* [AIM]
Provide the data again in its entirety, exactly as given.

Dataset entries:
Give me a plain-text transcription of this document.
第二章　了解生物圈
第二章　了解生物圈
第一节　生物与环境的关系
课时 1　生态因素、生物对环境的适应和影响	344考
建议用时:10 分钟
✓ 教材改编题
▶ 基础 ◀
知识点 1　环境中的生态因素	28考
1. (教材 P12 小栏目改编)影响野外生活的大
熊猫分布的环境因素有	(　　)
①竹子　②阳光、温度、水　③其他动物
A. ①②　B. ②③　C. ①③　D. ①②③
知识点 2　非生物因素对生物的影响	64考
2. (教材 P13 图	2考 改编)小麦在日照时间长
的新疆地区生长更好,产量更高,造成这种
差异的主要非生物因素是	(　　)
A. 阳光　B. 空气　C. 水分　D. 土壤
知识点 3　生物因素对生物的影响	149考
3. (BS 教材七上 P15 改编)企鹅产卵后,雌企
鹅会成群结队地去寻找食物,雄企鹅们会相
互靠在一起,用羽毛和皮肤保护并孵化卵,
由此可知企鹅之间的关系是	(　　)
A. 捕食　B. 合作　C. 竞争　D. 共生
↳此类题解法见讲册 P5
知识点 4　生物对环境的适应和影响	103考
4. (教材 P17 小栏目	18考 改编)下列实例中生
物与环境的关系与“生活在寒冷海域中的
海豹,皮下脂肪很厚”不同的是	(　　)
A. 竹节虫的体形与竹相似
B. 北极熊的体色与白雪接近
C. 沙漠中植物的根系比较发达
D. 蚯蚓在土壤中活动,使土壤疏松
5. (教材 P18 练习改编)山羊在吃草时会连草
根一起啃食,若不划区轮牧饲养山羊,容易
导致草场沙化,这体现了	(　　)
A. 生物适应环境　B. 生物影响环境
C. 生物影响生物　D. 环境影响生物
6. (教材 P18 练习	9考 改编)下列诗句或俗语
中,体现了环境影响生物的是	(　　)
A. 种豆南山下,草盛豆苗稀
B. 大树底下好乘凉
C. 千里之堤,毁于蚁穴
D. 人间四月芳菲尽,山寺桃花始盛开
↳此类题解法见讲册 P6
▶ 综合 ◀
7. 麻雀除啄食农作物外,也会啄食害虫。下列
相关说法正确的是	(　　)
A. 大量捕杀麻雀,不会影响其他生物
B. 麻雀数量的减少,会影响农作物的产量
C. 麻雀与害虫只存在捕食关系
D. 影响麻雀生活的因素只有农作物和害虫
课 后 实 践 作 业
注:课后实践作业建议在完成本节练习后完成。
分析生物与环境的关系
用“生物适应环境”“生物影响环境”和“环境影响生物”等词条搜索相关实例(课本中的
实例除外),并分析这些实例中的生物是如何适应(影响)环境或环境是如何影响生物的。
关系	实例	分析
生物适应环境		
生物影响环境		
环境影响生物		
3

* [SOLUTION]
Give me a plain-text transcription of this document.
第二章　了解生物圈
第二章　了解生物圈
第一节　生物与环境的关系
课时 1　生态因素、生物对环境的适应和影响	344考
建议用时:10 分钟
✓ 教材改编题
▶ 基础 ◀
知识点 1　环境中的生态因素	28考
1. (教材 P12 小栏目改编)影响野外生活的大
熊猫分布的环境因素有	(　　)
①竹子　②阳光、温度、水　③其他动物
A. ①②　B. ②③　C. ①③　D. ①②③
知识点 2　非生物因素对生物的影响	64考
2. (教材 P13 图	2考 改编)小麦在日照时间长
的新疆地区生长更好,产量更高,造成这种
差异的主要非生物因素是	(　　)
A. 阳光　B. 空气　C. 水分　D. 土壤
知识点 3　生物因素对生物的影响	149考
3. (BS 教材七上 P15 改编)企鹅产卵后,雌企
鹅会成群结队地去寻找食物,雄企鹅们会相
互靠在一起,用羽毛和皮肤保护并孵化卵,
由此可知企鹅之间的关系是	(　　)
A. 捕食　B. 合作　C. 竞争　D. 共生
↳此类题解法见讲册 P5
知识点 4　生物对环境的适应和影响	103考
4. (教材 P17 小栏目	18考 改编)下列实例中生
物与环境的关系与“生活在寒冷海域中的
海豹,皮下脂肪很厚”不同的是	(　　)
A. 竹节虫的体形与竹相似
B. 北极熊的体色与白雪接近
C. 沙漠中植物的根系比较发达
D. 蚯蚓在土壤中活动,使土壤疏松
5. (教材 P18 练习改编)山羊在吃草时会连草
根一起啃食,若不划区轮牧饲养山羊,容易
导致草场沙化,这体现了	(　　)
A. 生物适应环境　B. 生物影响环境
C. 生物影响生物　D. 环境影响生物
6. (教材 P18 练习	9考 改编)下列诗句或俗语
中,体现了环境影响生物的是	(　　)
A. 种豆南山下,草盛豆苗稀
B. 大树底下好乘凉
C. 千里之堤,毁于蚁穴
D. 人间四月芳菲尽,山寺桃花始盛开
↳此类题解法见讲册 P6
▶ 综合 ◀
7. 麻雀除啄食农作物外,也会啄食害虫。下列
相关说法正确的是	(　　)
A. 大量捕杀麻雀,不会影响其他生物
B. 麻雀数量的减少,会影响农作物的产量
C. 麻雀与害虫只存在捕食关系
D. 影响麻雀生活的因素只有农作物和害虫
课 后 实 践 作 业
注:课后实践作业建议在完成本节练习后完成。
分析生物与环境的关系
用“生物适应环境”“生物影响环境”和“环境影响生物”等词条搜索相关实例(课本中的
实例除外),并分析这些实例中的生物是如何适应(影响)环境或环境是如何影响生物的。
关系	实例	分析
生物适应环境		
生物影响环境		
环境影响生物		
3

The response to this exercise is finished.